>>>>>

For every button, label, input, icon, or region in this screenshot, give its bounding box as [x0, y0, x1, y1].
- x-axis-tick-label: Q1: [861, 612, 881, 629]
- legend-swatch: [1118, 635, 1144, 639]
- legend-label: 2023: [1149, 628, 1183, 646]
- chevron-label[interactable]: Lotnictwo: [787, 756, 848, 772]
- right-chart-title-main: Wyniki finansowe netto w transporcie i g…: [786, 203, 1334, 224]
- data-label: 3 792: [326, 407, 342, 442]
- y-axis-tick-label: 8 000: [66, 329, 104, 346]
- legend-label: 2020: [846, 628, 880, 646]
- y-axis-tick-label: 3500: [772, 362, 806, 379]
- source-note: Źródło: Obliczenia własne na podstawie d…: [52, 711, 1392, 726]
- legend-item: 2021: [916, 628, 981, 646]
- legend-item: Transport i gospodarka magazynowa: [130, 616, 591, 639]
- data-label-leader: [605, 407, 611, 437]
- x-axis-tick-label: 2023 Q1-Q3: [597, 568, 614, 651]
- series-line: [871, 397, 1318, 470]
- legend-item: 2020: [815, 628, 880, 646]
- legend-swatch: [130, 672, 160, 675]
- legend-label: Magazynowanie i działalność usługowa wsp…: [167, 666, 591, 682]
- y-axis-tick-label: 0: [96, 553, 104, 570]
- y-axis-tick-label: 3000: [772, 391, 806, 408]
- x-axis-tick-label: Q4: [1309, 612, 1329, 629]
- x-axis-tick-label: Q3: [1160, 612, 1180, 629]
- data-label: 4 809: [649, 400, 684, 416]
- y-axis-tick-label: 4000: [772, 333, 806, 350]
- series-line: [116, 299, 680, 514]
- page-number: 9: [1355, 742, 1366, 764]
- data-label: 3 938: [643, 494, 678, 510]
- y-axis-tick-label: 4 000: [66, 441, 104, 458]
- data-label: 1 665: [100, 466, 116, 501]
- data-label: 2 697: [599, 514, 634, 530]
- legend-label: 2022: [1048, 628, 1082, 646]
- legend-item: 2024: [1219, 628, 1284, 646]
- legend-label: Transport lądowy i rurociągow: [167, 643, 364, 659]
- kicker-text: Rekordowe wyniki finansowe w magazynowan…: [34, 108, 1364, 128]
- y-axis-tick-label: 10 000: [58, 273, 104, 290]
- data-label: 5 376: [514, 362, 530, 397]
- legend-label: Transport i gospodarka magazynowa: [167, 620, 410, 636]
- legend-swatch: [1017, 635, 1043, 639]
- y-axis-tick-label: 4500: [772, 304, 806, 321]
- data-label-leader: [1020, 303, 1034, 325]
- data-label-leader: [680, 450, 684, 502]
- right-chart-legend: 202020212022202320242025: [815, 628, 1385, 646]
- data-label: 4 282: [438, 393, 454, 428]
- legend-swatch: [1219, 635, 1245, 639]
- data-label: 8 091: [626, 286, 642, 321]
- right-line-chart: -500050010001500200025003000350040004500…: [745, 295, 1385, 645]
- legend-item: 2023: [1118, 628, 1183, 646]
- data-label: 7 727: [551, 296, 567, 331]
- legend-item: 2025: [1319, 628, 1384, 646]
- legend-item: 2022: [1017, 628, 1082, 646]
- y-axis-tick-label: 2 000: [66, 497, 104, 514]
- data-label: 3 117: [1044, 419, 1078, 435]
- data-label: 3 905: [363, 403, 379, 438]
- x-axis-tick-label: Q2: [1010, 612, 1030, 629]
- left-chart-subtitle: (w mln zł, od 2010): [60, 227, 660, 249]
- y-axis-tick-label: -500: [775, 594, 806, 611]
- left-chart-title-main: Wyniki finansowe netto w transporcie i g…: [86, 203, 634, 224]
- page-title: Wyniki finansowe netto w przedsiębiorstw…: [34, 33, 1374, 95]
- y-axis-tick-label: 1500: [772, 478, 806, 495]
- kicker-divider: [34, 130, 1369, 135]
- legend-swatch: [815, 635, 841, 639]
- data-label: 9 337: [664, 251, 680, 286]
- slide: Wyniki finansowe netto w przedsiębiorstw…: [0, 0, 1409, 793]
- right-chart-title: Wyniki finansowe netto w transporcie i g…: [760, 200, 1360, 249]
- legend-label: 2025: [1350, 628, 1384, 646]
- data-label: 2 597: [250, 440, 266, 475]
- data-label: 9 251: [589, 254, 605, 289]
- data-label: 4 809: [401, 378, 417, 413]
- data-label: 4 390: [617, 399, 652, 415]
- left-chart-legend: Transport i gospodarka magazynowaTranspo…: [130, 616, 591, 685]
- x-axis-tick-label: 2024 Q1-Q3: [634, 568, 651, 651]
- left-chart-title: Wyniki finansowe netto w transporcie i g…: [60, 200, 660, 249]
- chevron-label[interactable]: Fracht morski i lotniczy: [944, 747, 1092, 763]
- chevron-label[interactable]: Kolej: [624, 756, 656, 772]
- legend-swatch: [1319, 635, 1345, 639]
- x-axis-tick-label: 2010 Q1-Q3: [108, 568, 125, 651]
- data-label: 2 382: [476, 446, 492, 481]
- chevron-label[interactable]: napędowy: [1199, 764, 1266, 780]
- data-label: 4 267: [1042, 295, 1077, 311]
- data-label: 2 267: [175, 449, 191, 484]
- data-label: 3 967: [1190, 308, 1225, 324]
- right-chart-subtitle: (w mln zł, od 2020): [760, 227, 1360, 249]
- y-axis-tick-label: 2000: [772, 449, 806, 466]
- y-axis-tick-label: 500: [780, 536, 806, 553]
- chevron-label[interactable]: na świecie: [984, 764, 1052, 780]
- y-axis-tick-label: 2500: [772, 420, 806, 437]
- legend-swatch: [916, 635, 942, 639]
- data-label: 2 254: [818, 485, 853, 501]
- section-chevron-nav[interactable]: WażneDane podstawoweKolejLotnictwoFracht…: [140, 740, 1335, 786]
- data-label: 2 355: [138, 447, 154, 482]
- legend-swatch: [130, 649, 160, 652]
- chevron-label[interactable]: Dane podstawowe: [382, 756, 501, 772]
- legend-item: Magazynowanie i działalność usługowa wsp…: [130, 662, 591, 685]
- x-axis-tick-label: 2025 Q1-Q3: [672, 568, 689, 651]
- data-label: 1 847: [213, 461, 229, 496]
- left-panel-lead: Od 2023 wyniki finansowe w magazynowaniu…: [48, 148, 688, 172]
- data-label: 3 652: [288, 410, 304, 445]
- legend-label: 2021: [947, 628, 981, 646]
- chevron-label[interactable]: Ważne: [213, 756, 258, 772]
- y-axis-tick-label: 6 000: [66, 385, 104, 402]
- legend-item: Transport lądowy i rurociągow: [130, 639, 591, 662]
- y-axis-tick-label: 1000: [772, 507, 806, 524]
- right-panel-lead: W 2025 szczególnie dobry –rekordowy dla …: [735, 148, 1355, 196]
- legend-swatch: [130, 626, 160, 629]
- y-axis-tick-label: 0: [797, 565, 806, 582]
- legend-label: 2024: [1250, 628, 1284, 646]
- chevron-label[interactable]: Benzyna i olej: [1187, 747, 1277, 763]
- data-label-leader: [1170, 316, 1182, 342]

<<<<<

■ **DIRECTIVE**: Rewrite the listing above, putting "legend-key" in place of "legend-swatch" everywhere it occurs and leaving every other line unchanged.

■ **COMPLETE OUTPUT**:
For every button, label, input, icon, or region in this screenshot, give its bounding box as [x0, y0, x1, y1].
- x-axis-tick-label: Q1: [861, 612, 881, 629]
- legend-key: [1118, 635, 1144, 639]
- legend-label: 2023: [1149, 628, 1183, 646]
- chevron-label[interactable]: Lotnictwo: [787, 756, 848, 772]
- right-chart-title-main: Wyniki finansowe netto w transporcie i g…: [786, 203, 1334, 224]
- data-label: 3 792: [326, 407, 342, 442]
- y-axis-tick-label: 8 000: [66, 329, 104, 346]
- legend-label: 2020: [846, 628, 880, 646]
- y-axis-tick-label: 3500: [772, 362, 806, 379]
- source-note: Źródło: Obliczenia własne na podstawie d…: [52, 711, 1392, 726]
- legend-item: 2021: [916, 628, 981, 646]
- legend-item: Transport i gospodarka magazynowa: [130, 616, 591, 639]
- data-label-leader: [605, 407, 611, 437]
- x-axis-tick-label: 2023 Q1-Q3: [597, 568, 614, 651]
- series-line: [871, 397, 1318, 470]
- legend-item: 2020: [815, 628, 880, 646]
- legend-key: [130, 672, 160, 675]
- legend-label: Magazynowanie i działalność usługowa wsp…: [167, 666, 591, 682]
- y-axis-tick-label: 0: [96, 553, 104, 570]
- y-axis-tick-label: 3000: [772, 391, 806, 408]
- x-axis-tick-label: Q4: [1309, 612, 1329, 629]
- x-axis-tick-label: Q3: [1160, 612, 1180, 629]
- data-label: 4 809: [649, 400, 684, 416]
- y-axis-tick-label: 4000: [772, 333, 806, 350]
- series-line: [116, 299, 680, 514]
- page-number: 9: [1355, 742, 1366, 764]
- data-label: 3 938: [643, 494, 678, 510]
- y-axis-tick-label: 4 000: [66, 441, 104, 458]
- data-label: 1 665: [100, 466, 116, 501]
- data-label: 2 697: [599, 514, 634, 530]
- legend-label: 2022: [1048, 628, 1082, 646]
- legend-item: 2024: [1219, 628, 1284, 646]
- legend-label: Transport lądowy i rurociągow: [167, 643, 364, 659]
- kicker-text: Rekordowe wyniki finansowe w magazynowan…: [34, 108, 1364, 128]
- y-axis-tick-label: 10 000: [58, 273, 104, 290]
- data-label: 5 376: [514, 362, 530, 397]
- legend-label: Transport i gospodarka magazynowa: [167, 620, 410, 636]
- legend-key: [1017, 635, 1043, 639]
- y-axis-tick-label: 4500: [772, 304, 806, 321]
- data-label-leader: [1020, 303, 1034, 325]
- data-label-leader: [680, 450, 684, 502]
- right-chart-legend: 202020212022202320242025: [815, 628, 1385, 646]
- data-label: 4 282: [438, 393, 454, 428]
- legend-key: [1219, 635, 1245, 639]
- data-label: 8 091: [626, 286, 642, 321]
- right-line-chart: -500050010001500200025003000350040004500…: [745, 295, 1385, 645]
- legend-item: 2023: [1118, 628, 1183, 646]
- data-label: 7 727: [551, 296, 567, 331]
- legend-item: 2025: [1319, 628, 1384, 646]
- legend-item: 2022: [1017, 628, 1082, 646]
- y-axis-tick-label: 2 000: [66, 497, 104, 514]
- data-label: 3 117: [1044, 419, 1078, 435]
- data-label: 3 905: [363, 403, 379, 438]
- x-axis-tick-label: Q2: [1010, 612, 1030, 629]
- left-chart-subtitle: (w mln zł, od 2010): [60, 227, 660, 249]
- y-axis-tick-label: -500: [775, 594, 806, 611]
- left-chart-title-main: Wyniki finansowe netto w transporcie i g…: [86, 203, 634, 224]
- page-title: Wyniki finansowe netto w przedsiębiorstw…: [34, 33, 1374, 95]
- y-axis-tick-label: 1500: [772, 478, 806, 495]
- kicker-divider: [34, 130, 1369, 135]
- legend-key: [815, 635, 841, 639]
- data-label: 9 337: [664, 251, 680, 286]
- slide: Wyniki finansowe netto w przedsiębiorstw…: [0, 0, 1409, 793]
- right-chart-title: Wyniki finansowe netto w transporcie i g…: [760, 200, 1360, 249]
- legend-label: 2025: [1350, 628, 1384, 646]
- data-label: 2 597: [250, 440, 266, 475]
- data-label: 9 251: [589, 254, 605, 289]
- data-label: 4 809: [401, 378, 417, 413]
- data-label: 4 390: [617, 399, 652, 415]
- left-chart-legend: Transport i gospodarka magazynowaTranspo…: [130, 616, 591, 685]
- x-axis-tick-label: 2024 Q1-Q3: [634, 568, 651, 651]
- left-chart-title: Wyniki finansowe netto w transporcie i g…: [60, 200, 660, 249]
- chevron-label[interactable]: Fracht morski i lotniczy: [944, 747, 1092, 763]
- chevron-label[interactable]: Kolej: [624, 756, 656, 772]
- legend-key: [1319, 635, 1345, 639]
- x-axis-tick-label: 2010 Q1-Q3: [108, 568, 125, 651]
- data-label: 2 382: [476, 446, 492, 481]
- chevron-label[interactable]: napędowy: [1199, 764, 1266, 780]
- data-label: 4 267: [1042, 295, 1077, 311]
- data-label: 2 267: [175, 449, 191, 484]
- data-label: 3 967: [1190, 308, 1225, 324]
- right-chart-subtitle: (w mln zł, od 2020): [760, 227, 1360, 249]
- y-axis-tick-label: 2000: [772, 449, 806, 466]
- y-axis-tick-label: 500: [780, 536, 806, 553]
- chevron-label[interactable]: na świecie: [984, 764, 1052, 780]
- y-axis-tick-label: 2500: [772, 420, 806, 437]
- legend-key: [916, 635, 942, 639]
- data-label: 2 254: [818, 485, 853, 501]
- section-chevron-nav[interactable]: WażneDane podstawoweKolejLotnictwoFracht…: [140, 740, 1335, 786]
- data-label: 2 355: [138, 447, 154, 482]
- legend-key: [130, 649, 160, 652]
- chevron-label[interactable]: Dane podstawowe: [382, 756, 501, 772]
- legend-item: Magazynowanie i działalność usługowa wsp…: [130, 662, 591, 685]
- x-axis-tick-label: 2025 Q1-Q3: [672, 568, 689, 651]
- data-label: 1 847: [213, 461, 229, 496]
- left-panel-lead: Od 2023 wyniki finansowe w magazynowaniu…: [48, 148, 688, 172]
- data-label: 3 652: [288, 410, 304, 445]
- legend-label: 2021: [947, 628, 981, 646]
- chevron-label[interactable]: Ważne: [213, 756, 258, 772]
- y-axis-tick-label: 6 000: [66, 385, 104, 402]
- legend-item: Transport lądowy i rurociągow: [130, 639, 591, 662]
- y-axis-tick-label: 1000: [772, 507, 806, 524]
- right-panel-lead: W 2025 szczególnie dobry –rekordowy dla …: [735, 148, 1355, 196]
- legend-key: [130, 626, 160, 629]
- y-axis-tick-label: 0: [797, 565, 806, 582]
- legend-label: 2024: [1250, 628, 1284, 646]
- chevron-label[interactable]: Benzyna i olej: [1187, 747, 1277, 763]
- data-label-leader: [1170, 316, 1182, 342]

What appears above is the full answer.